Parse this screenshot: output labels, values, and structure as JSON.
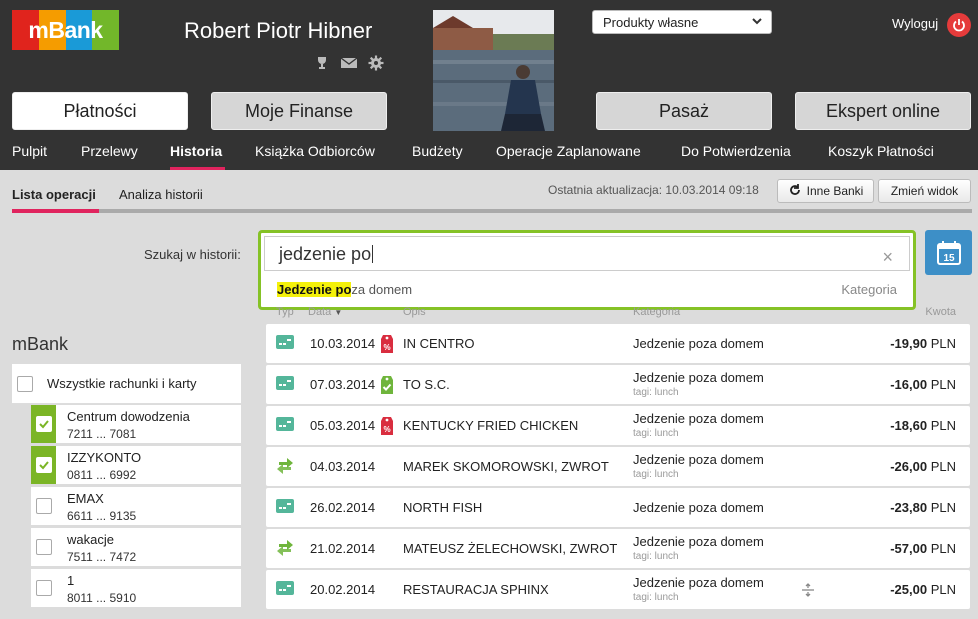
{
  "brand": {
    "name": "mBank",
    "logo_colors": [
      "#e0241d",
      "#f59c00",
      "#1a9ad7",
      "#72b72a"
    ]
  },
  "header": {
    "user_name": "Robert Piotr Hibner",
    "icons": [
      "trophy-icon",
      "mail-icon",
      "gear-icon"
    ],
    "products_select": "Produkty własne",
    "logout_label": "Wyloguj",
    "main_buttons": [
      "Płatności",
      "Moje Finanse",
      "Pasaż",
      "Ekspert online"
    ]
  },
  "subnav": {
    "items": [
      "Pulpit",
      "Przelewy",
      "Historia",
      "Książka Odbiorców",
      "Budżety",
      "Operacje Zaplanowane",
      "Do Potwierdzenia",
      "Koszyk Płatności"
    ],
    "active": "Historia"
  },
  "tabs": {
    "items": [
      "Lista operacji",
      "Analiza historii"
    ],
    "active": "Lista operacji",
    "last_update": "Ostatnia aktualizacja: 10.03.2014 09:18",
    "other_banks_label": "Inne Banki",
    "change_view_label": "Zmień widok"
  },
  "search": {
    "label": "Szukaj w historii:",
    "value": "jedzenie po",
    "suggestion_match": "Jedzenie po",
    "suggestion_rest": "za domem",
    "suggestion_type": "Kategoria",
    "calendar_day": "15"
  },
  "columns": {
    "type": "Typ",
    "date": "Data",
    "description": "Opis",
    "category": "Kategoria",
    "amount": "Kwota"
  },
  "accounts": {
    "title": "mBank",
    "all_label": "Wszystkie rachunki i karty",
    "items": [
      {
        "name": "Centrum dowodzenia",
        "number": "7211 ... 7081",
        "checked": true
      },
      {
        "name": "IZZYKONTO",
        "number": "0811 ... 6992",
        "checked": true
      },
      {
        "name": "EMAX",
        "number": "6611 ... 9135",
        "checked": false
      },
      {
        "name": "wakacje",
        "number": "7511 ... 7472",
        "checked": false
      },
      {
        "name": "1",
        "number": "8011 ... 5910",
        "checked": false
      }
    ]
  },
  "transactions": [
    {
      "date": "10.03.2014",
      "badge": "percent-tag-icon",
      "description": "IN CENTRO",
      "category": "Jedzenie poza domem",
      "tags": "",
      "amount": "-19,90",
      "currency": "PLN",
      "type": "card-icon"
    },
    {
      "date": "07.03.2014",
      "badge": "check-tag-icon",
      "description": "TO S.C.",
      "category": "Jedzenie poza domem",
      "tags": "tagi: lunch",
      "amount": "-16,00",
      "currency": "PLN",
      "type": "card-icon"
    },
    {
      "date": "05.03.2014",
      "badge": "percent-tag-icon",
      "description": "KENTUCKY FRIED CHICKEN",
      "category": "Jedzenie poza domem",
      "tags": "tagi: lunch",
      "amount": "-18,60",
      "currency": "PLN",
      "type": "card-icon"
    },
    {
      "date": "04.03.2014",
      "badge": "",
      "description": "MAREK SKOMOROWSKI, ZWROT",
      "category": "Jedzenie poza domem",
      "tags": "tagi: lunch",
      "amount": "-26,00",
      "currency": "PLN",
      "type": "transfer-icon"
    },
    {
      "date": "26.02.2014",
      "badge": "",
      "description": "NORTH FISH",
      "category": "Jedzenie poza domem",
      "tags": "",
      "amount": "-23,80",
      "currency": "PLN",
      "type": "card-icon"
    },
    {
      "date": "21.02.2014",
      "badge": "",
      "description": "MATEUSZ ŻELECHOWSKI, ZWROT",
      "category": "Jedzenie poza domem",
      "tags": "tagi: lunch",
      "amount": "-57,00",
      "currency": "PLN",
      "type": "transfer-icon"
    },
    {
      "date": "20.02.2014",
      "badge": "",
      "description": "RESTAURACJA SPHINX",
      "category": "Jedzenie poza domem",
      "tags": "tagi: lunch",
      "amount": "-25,00",
      "currency": "PLN",
      "type": "card-icon",
      "split": true
    }
  ]
}
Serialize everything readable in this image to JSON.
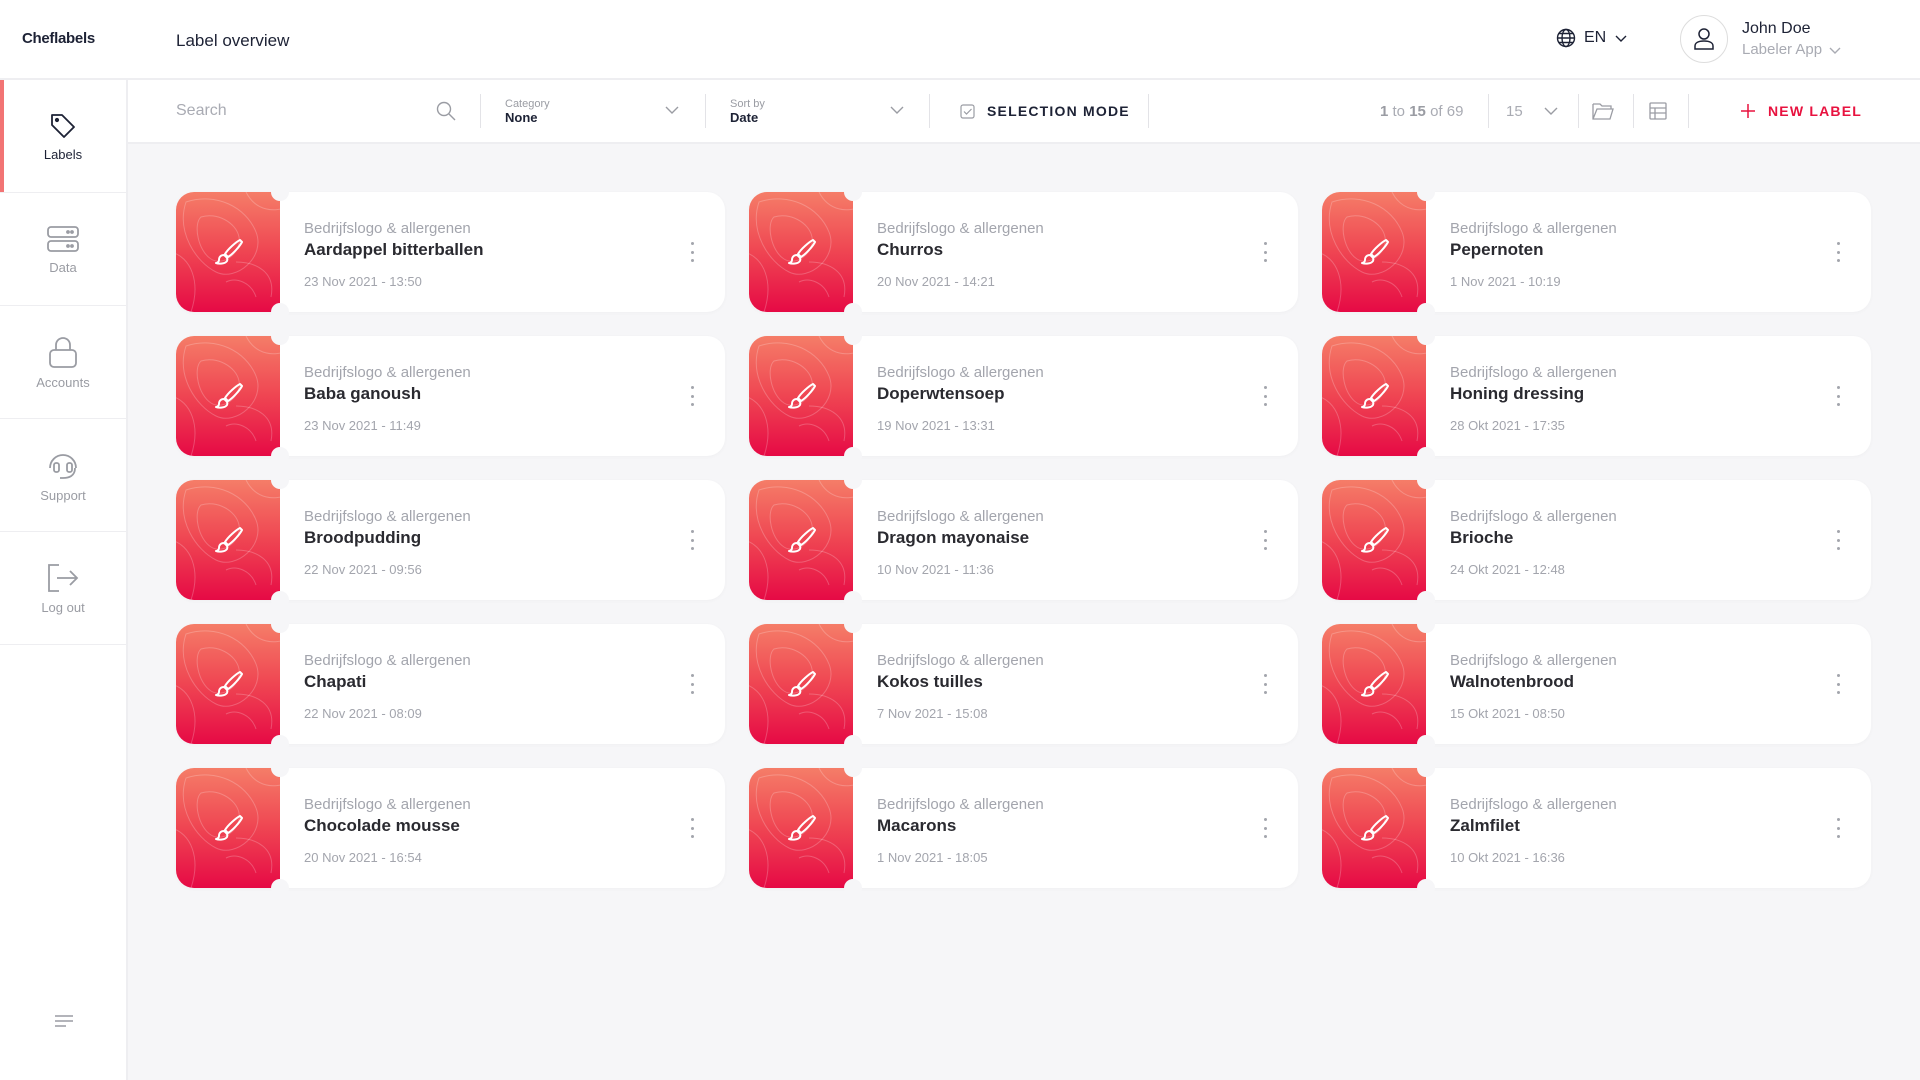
{
  "app": {
    "logo": "Cheflabels",
    "page_title": "Label overview"
  },
  "header": {
    "language": "EN",
    "user_name": "John Doe",
    "user_role": "Labeler App"
  },
  "sidebar": {
    "items": [
      {
        "label": "Labels",
        "icon": "tag-icon",
        "active": true
      },
      {
        "label": "Data",
        "icon": "server-icon"
      },
      {
        "label": "Accounts",
        "icon": "lock-icon"
      },
      {
        "label": "Support",
        "icon": "headset-icon"
      },
      {
        "label": "Log out",
        "icon": "logout-icon"
      }
    ]
  },
  "toolbar": {
    "search_placeholder": "Search",
    "category_label": "Category",
    "category_value": "None",
    "sort_label": "Sort by",
    "sort_value": "Date",
    "selection_mode": "SELECTION MODE",
    "pager_from": "1",
    "pager_to_word": "to",
    "pager_to": "15",
    "pager_of_word": "of",
    "pager_total": "69",
    "per_page": "15",
    "new_label": "NEW LABEL"
  },
  "colors": {
    "accent": "#e8123f",
    "active_indicator": "#f27474",
    "background": "#f6f6f8"
  },
  "labels": [
    {
      "category": "Bedrijfslogo & allergenen",
      "name": "Aardappel bitterballen",
      "date": "23 Nov 2021 - 13:50"
    },
    {
      "category": "Bedrijfslogo & allergenen",
      "name": "Churros",
      "date": "20 Nov 2021 - 14:21"
    },
    {
      "category": "Bedrijfslogo & allergenen",
      "name": "Pepernoten",
      "date": "1 Nov 2021 - 10:19"
    },
    {
      "category": "Bedrijfslogo & allergenen",
      "name": "Baba ganoush",
      "date": "23 Nov 2021 - 11:49"
    },
    {
      "category": "Bedrijfslogo & allergenen",
      "name": "Doperwtensoep",
      "date": "19 Nov 2021 - 13:31"
    },
    {
      "category": "Bedrijfslogo & allergenen",
      "name": "Honing dressing",
      "date": "28 Okt 2021 - 17:35"
    },
    {
      "category": "Bedrijfslogo & allergenen",
      "name": "Broodpudding",
      "date": "22 Nov 2021 - 09:56"
    },
    {
      "category": "Bedrijfslogo & allergenen",
      "name": "Dragon mayonaise",
      "date": "10 Nov 2021 - 11:36"
    },
    {
      "category": "Bedrijfslogo & allergenen",
      "name": "Brioche",
      "date": "24 Okt 2021 - 12:48"
    },
    {
      "category": "Bedrijfslogo & allergenen",
      "name": "Chapati",
      "date": "22 Nov 2021 - 08:09"
    },
    {
      "category": "Bedrijfslogo & allergenen",
      "name": "Kokos tuilles",
      "date": "7 Nov 2021 - 15:08"
    },
    {
      "category": "Bedrijfslogo & allergenen",
      "name": "Walnotenbrood",
      "date": "15 Okt 2021 - 08:50"
    },
    {
      "category": "Bedrijfslogo & allergenen",
      "name": "Chocolade mousse",
      "date": "20 Nov 2021 - 16:54"
    },
    {
      "category": "Bedrijfslogo & allergenen",
      "name": "Macarons",
      "date": "1 Nov 2021 - 18:05"
    },
    {
      "category": "Bedrijfslogo & allergenen",
      "name": "Zalmfilet",
      "date": "10 Okt 2021 - 16:36"
    }
  ]
}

══════════════════════════════

Retype the whole listing exactly and leave the pictures out.

RESULT BELOW
Parse this screenshot: output labels, values, and structure as JSON.
{
  "brand": {
    "name": "mBank",
    "logo_colors": [
      "#e0241d",
      "#f59c00",
      "#1a9ad7",
      "#72b72a"
    ]
  },
  "header": {
    "user_name": "Robert Piotr Hibner",
    "icons": [
      "trophy-icon",
      "mail-icon",
      "gear-icon"
    ],
    "products_select": "Produkty własne",
    "logout_label": "Wyloguj",
    "main_buttons": [
      "Płatności",
      "Moje Finanse",
      "Pasaż",
      "Ekspert online"
    ]
  },
  "subnav": {
    "items": [
      "Pulpit",
      "Przelewy",
      "Historia",
      "Książka Odbiorców",
      "Budżety",
      "Operacje Zaplanowane",
      "Do Potwierdzenia",
      "Koszyk Płatności"
    ],
    "active": "Historia"
  },
  "tabs": {
    "items": [
      "Lista operacji",
      "Analiza historii"
    ],
    "active": "Lista operacji",
    "last_update": "Ostatnia aktualizacja: 10.03.2014 09:18",
    "other_banks_label": "Inne Banki",
    "change_view_label": "Zmień widok"
  },
  "search": {
    "label": "Szukaj w historii:",
    "value": "jedzenie po",
    "suggestion_match": "Jedzenie po",
    "suggestion_rest": "za domem",
    "suggestion_type": "Kategoria",
    "calendar_day": "15"
  },
  "columns": {
    "type": "Typ",
    "date": "Data",
    "description": "Opis",
    "category": "Kategoria",
    "amount": "Kwota"
  },
  "accounts": {
    "title": "mBank",
    "all_label": "Wszystkie rachunki i karty",
    "items": [
      {
        "name": "Centrum dowodzenia",
        "number": "7211 ... 7081",
        "checked": true
      },
      {
        "name": "IZZYKONTO",
        "number": "0811 ... 6992",
        "checked": true
      },
      {
        "name": "EMAX",
        "number": "6611 ... 9135",
        "checked": false
      },
      {
        "name": "wakacje",
        "number": "7511 ... 7472",
        "checked": false
      },
      {
        "name": "1",
        "number": "8011 ... 5910",
        "checked": false
      }
    ]
  },
  "transactions": [
    {
      "date": "10.03.2014",
      "badge": "percent-tag-icon",
      "description": "IN CENTRO",
      "category": "Jedzenie poza domem",
      "tags": "",
      "amount": "-19,90",
      "currency": "PLN",
      "type": "card-icon"
    },
    {
      "date": "07.03.2014",
      "badge": "check-tag-icon",
      "description": "TO S.C.",
      "category": "Jedzenie poza domem",
      "tags": "tagi: lunch",
      "amount": "-16,00",
      "currency": "PLN",
      "type": "card-icon"
    },
    {
      "date": "05.03.2014",
      "badge": "percent-tag-icon",
      "description": "KENTUCKY FRIED CHICKEN",
      "category": "Jedzenie poza domem",
      "tags": "tagi: lunch",
      "amount": "-18,60",
      "currency": "PLN",
      "type": "card-icon"
    },
    {
      "date": "04.03.2014",
      "badge": "",
      "description": "MAREK SKOMOROWSKI, ZWROT",
      "category": "Jedzenie poza domem",
      "tags": "tagi: lunch",
      "amount": "-26,00",
      "currency": "PLN",
      "type": "transfer-icon"
    },
    {
      "date": "26.02.2014",
      "badge": "",
      "description": "NORTH FISH",
      "category": "Jedzenie poza domem",
      "tags": "",
      "amount": "-23,80",
      "currency": "PLN",
      "type": "card-icon"
    },
    {
      "date": "21.02.2014",
      "badge": "",
      "description": "MATEUSZ ŻELECHOWSKI, ZWROT",
      "category": "Jedzenie poza domem",
      "tags": "tagi: lunch",
      "amount": "-57,00",
      "currency": "PLN",
      "type": "transfer-icon"
    },
    {
      "date": "20.02.2014",
      "badge": "",
      "description": "RESTAURACJA SPHINX",
      "category": "Jedzenie poza domem",
      "tags": "tagi: lunch",
      "amount": "-25,00",
      "currency": "PLN",
      "type": "card-icon",
      "split": true
    }
  ]
}
Serialize everything readable in this image to JSON.
{
  "app": {
    "logo": "Cheflabels",
    "page_title": "Label overview"
  },
  "header": {
    "language": "EN",
    "user_name": "John Doe",
    "user_role": "Labeler App"
  },
  "sidebar": {
    "items": [
      {
        "label": "Labels",
        "icon": "tag-icon",
        "active": true
      },
      {
        "label": "Data",
        "icon": "server-icon"
      },
      {
        "label": "Accounts",
        "icon": "lock-icon"
      },
      {
        "label": "Support",
        "icon": "headset-icon"
      },
      {
        "label": "Log out",
        "icon": "logout-icon"
      }
    ]
  },
  "toolbar": {
    "search_placeholder": "Search",
    "category_label": "Category",
    "category_value": "None",
    "sort_label": "Sort by",
    "sort_value": "Date",
    "selection_mode": "SELECTION MODE",
    "pager_from": "1",
    "pager_to_word": "to",
    "pager_to": "15",
    "pager_of_word": "of",
    "pager_total": "69",
    "per_page": "15",
    "new_label": "NEW LABEL"
  },
  "colors": {
    "accent": "#e8123f",
    "active_indicator": "#f27474",
    "background": "#f6f6f8"
  },
  "labels": [
    {
      "category": "Bedrijfslogo & allergenen",
      "name": "Aardappel bitterballen",
      "date": "23 Nov 2021 - 13:50"
    },
    {
      "category": "Bedrijfslogo & allergenen",
      "name": "Churros",
      "date": "20 Nov 2021 - 14:21"
    },
    {
      "category": "Bedrijfslogo & allergenen",
      "name": "Pepernoten",
      "date": "1 Nov 2021 - 10:19"
    },
    {
      "category": "Bedrijfslogo & allergenen",
      "name": "Baba ganoush",
      "date": "23 Nov 2021 - 11:49"
    },
    {
      "category": "Bedrijfslogo & allergenen",
      "name": "Doperwtensoep",
      "date": "19 Nov 2021 - 13:31"
    },
    {
      "category": "Bedrijfslogo & allergenen",
      "name": "Honing dressing",
      "date": "28 Okt 2021 - 17:35"
    },
    {
      "category": "Bedrijfslogo & allergenen",
      "name": "Broodpudding",
      "date": "22 Nov 2021 - 09:56"
    },
    {
      "category": "Bedrijfslogo & allergenen",
      "name": "Dragon mayonaise",
      "date": "10 Nov 2021 - 11:36"
    },
    {
      "category": "Bedrijfslogo & allergenen",
      "name": "Brioche",
      "date": "24 Okt 2021 - 12:48"
    },
    {
      "category": "Bedrijfslogo & allergenen",
      "name": "Chapati",
      "date": "22 Nov 2021 - 08:09"
    },
    {
      "category": "Bedrijfslogo & allergenen",
      "name": "Kokos tuilles",
      "date": "7 Nov 2021 - 15:08"
    },
    {
      "category": "Bedrijfslogo & allergenen",
      "name": "Walnotenbrood",
      "date": "15 Okt 2021 - 08:50"
    },
    {
      "category": "Bedrijfslogo & allergenen",
      "name": "Chocolade mousse",
      "date": "20 Nov 2021 - 16:54"
    },
    {
      "category": "Bedrijfslogo & allergenen",
      "name": "Macarons",
      "date": "1 Nov 2021 - 18:05"
    },
    {
      "category": "Bedrijfslogo & allergenen",
      "name": "Zalmfilet",
      "date": "10 Okt 2021 - 16:36"
    }
  ]
}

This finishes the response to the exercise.